>> BEGIN DATA IN THIS EXERCISE
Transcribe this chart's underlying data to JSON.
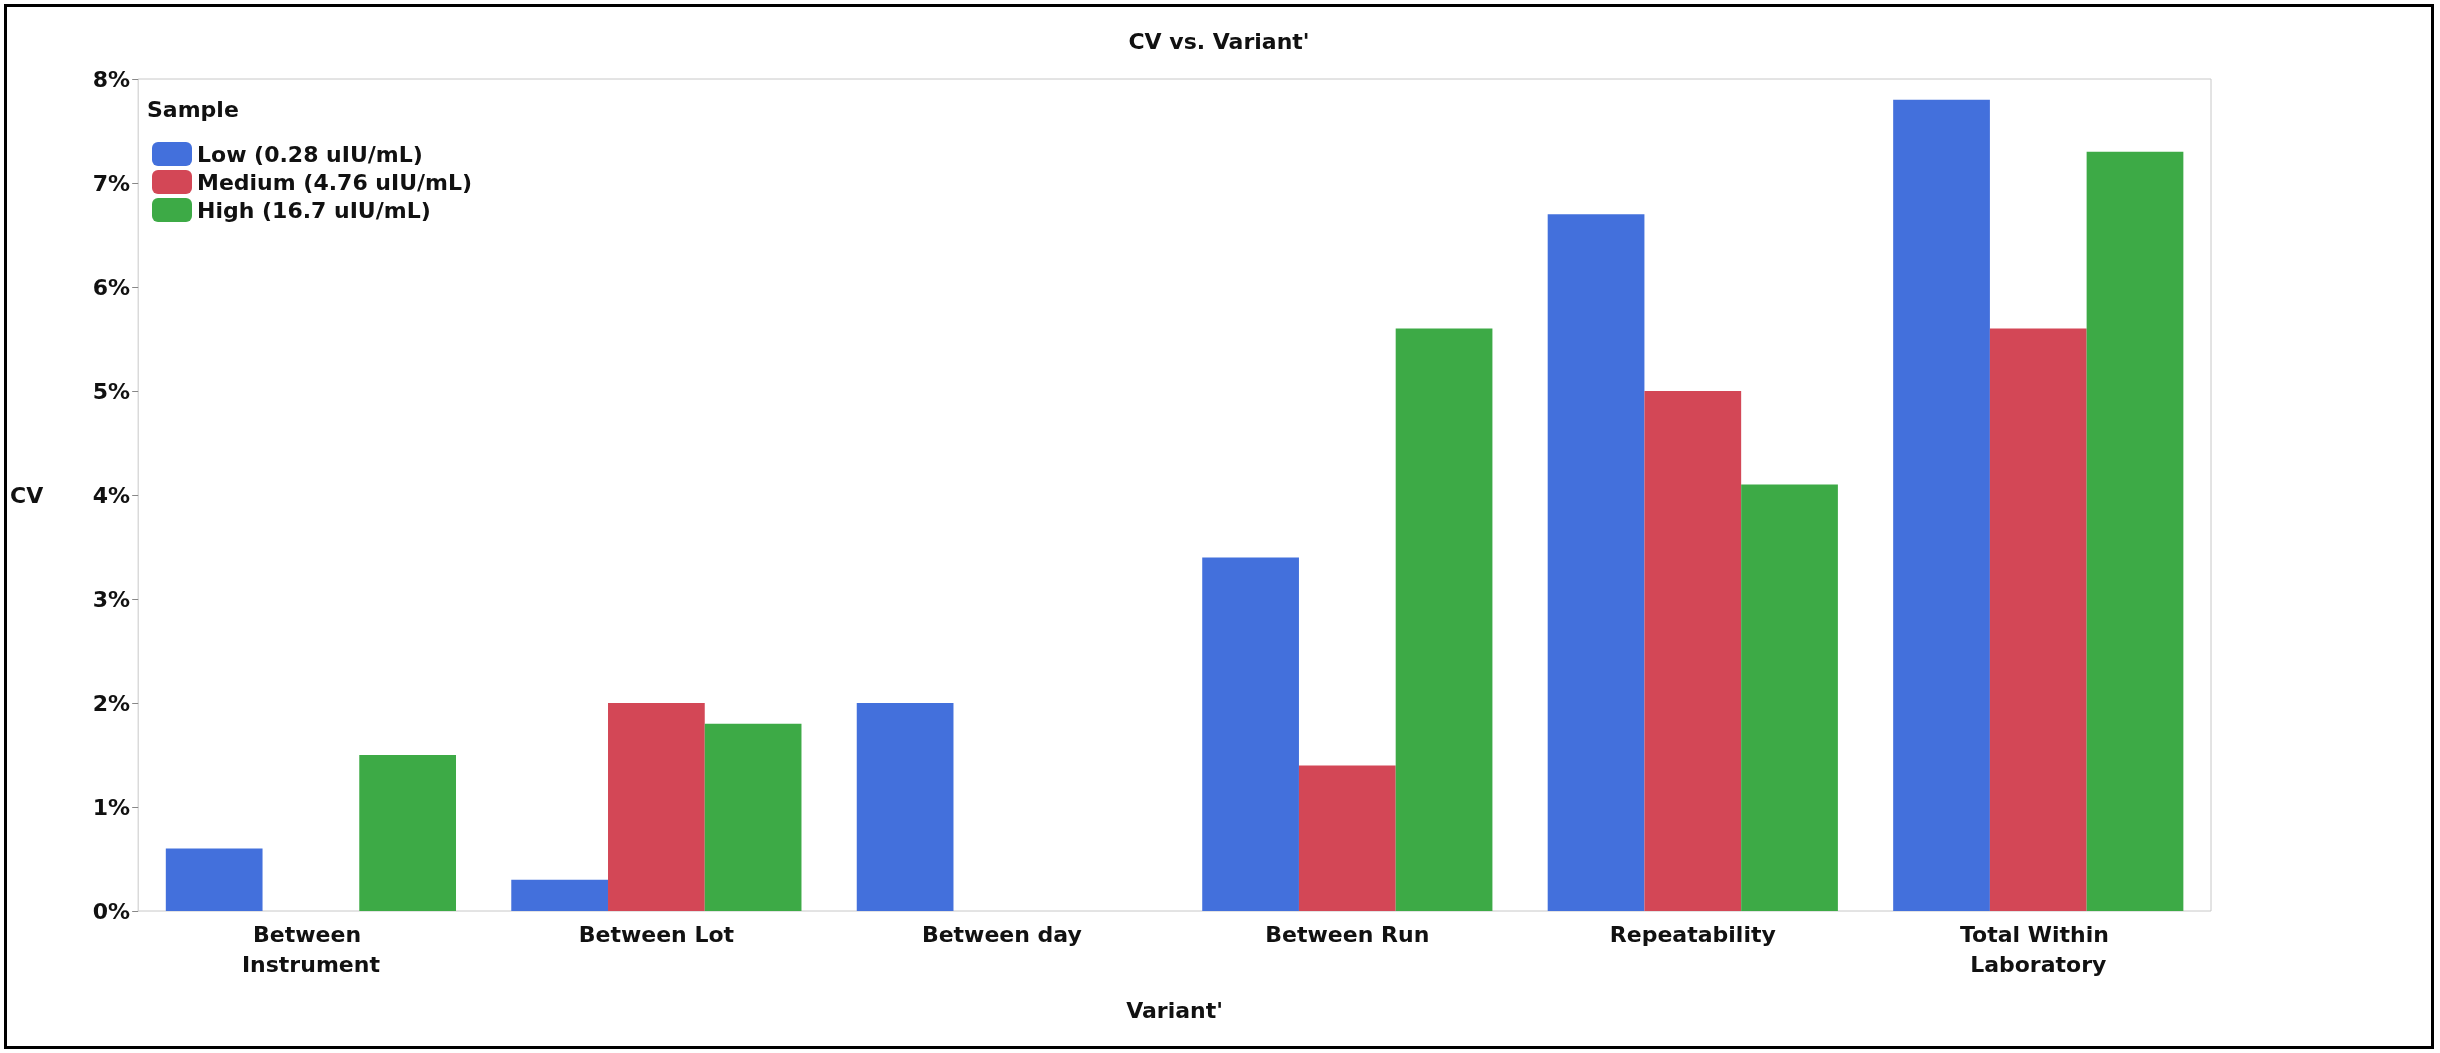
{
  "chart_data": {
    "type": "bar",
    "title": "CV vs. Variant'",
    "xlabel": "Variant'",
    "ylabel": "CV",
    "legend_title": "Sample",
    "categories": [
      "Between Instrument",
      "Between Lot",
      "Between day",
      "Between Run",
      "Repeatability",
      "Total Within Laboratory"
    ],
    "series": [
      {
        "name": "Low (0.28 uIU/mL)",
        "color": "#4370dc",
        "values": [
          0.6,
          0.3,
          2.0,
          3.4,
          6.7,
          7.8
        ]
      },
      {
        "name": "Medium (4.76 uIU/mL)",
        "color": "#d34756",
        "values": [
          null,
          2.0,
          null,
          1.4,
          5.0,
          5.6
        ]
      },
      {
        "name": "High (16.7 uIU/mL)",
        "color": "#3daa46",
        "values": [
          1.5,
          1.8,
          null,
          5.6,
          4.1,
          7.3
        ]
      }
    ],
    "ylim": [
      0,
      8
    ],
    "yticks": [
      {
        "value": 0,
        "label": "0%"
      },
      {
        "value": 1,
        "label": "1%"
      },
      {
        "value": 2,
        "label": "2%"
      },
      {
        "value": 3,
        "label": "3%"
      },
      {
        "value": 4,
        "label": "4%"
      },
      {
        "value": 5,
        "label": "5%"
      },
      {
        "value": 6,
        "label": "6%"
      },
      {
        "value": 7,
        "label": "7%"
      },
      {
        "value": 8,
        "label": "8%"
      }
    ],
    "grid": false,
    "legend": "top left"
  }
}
>> END DATA IN THIS EXERCISE
>> BEGIN DATA IN THIS EXERCISE
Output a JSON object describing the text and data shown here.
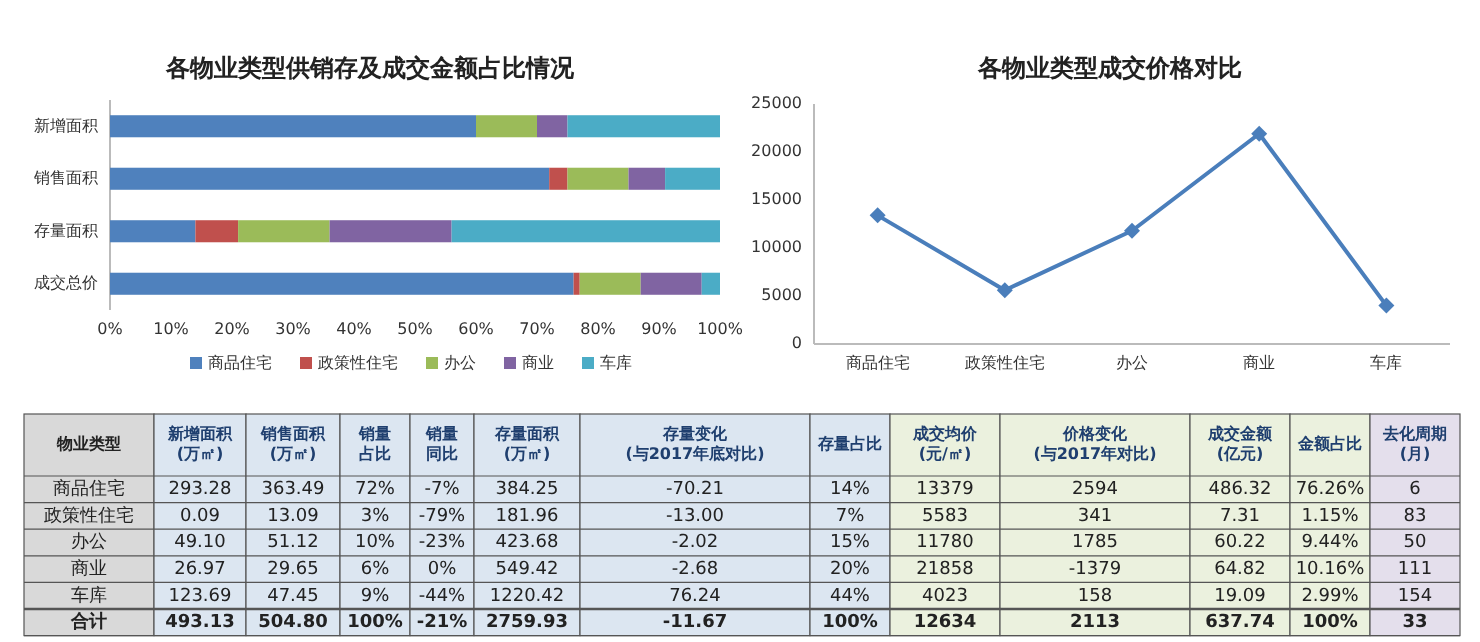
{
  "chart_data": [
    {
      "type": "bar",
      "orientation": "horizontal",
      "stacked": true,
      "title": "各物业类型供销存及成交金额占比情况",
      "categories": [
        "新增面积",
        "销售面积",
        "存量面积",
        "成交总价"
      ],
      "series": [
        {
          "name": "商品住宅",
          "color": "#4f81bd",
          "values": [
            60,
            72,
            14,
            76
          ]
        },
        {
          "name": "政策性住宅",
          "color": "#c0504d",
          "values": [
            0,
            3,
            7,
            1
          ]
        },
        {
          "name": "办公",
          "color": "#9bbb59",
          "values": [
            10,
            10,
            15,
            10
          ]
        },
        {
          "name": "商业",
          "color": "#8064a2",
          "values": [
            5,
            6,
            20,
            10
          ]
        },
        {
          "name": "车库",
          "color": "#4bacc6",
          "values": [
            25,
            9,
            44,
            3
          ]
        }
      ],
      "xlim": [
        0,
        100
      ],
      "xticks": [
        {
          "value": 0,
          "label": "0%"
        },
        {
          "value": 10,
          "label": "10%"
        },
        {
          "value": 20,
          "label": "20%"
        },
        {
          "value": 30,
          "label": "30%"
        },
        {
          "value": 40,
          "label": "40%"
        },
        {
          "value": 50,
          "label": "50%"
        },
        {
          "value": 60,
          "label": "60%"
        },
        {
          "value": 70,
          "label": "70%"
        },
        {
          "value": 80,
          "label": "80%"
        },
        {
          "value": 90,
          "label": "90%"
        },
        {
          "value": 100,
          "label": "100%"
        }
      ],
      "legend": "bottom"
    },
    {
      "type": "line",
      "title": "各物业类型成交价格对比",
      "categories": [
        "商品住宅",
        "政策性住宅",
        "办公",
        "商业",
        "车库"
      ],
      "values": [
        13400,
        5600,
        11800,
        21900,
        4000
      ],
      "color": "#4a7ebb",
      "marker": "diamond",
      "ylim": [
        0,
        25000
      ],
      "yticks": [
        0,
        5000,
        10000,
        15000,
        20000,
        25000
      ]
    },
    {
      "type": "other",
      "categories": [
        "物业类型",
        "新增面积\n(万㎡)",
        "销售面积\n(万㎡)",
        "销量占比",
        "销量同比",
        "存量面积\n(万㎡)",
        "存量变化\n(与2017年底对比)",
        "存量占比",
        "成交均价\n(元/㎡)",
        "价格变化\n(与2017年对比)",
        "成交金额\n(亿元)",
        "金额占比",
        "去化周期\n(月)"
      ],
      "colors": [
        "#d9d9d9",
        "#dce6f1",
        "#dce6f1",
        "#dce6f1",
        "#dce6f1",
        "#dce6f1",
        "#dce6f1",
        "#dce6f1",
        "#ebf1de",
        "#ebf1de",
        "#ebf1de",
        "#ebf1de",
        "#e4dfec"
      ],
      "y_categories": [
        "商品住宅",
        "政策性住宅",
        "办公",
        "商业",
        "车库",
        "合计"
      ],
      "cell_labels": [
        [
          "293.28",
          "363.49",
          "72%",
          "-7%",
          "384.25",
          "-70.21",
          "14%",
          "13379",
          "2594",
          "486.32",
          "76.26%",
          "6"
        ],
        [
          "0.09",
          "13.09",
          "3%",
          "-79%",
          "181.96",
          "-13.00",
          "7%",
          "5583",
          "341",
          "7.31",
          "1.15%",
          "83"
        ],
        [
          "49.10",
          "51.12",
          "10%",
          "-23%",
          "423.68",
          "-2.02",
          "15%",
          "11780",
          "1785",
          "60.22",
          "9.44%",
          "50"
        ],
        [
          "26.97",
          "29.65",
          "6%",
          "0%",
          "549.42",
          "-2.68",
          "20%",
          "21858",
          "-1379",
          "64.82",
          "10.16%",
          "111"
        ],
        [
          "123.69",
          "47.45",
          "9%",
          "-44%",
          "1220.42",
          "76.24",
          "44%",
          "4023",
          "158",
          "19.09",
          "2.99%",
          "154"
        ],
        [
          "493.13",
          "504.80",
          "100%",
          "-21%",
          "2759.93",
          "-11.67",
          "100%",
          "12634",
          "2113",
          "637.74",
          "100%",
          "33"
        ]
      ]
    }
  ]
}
>> END DATA IN THIS EXERCISE
AIM: Where a line in the material above holds "Between", copy that line.

ANSWER TO THIS EXERCISE:
      "Between Instrument",
      "Between Lot",
      "Between day",
      "Between Run",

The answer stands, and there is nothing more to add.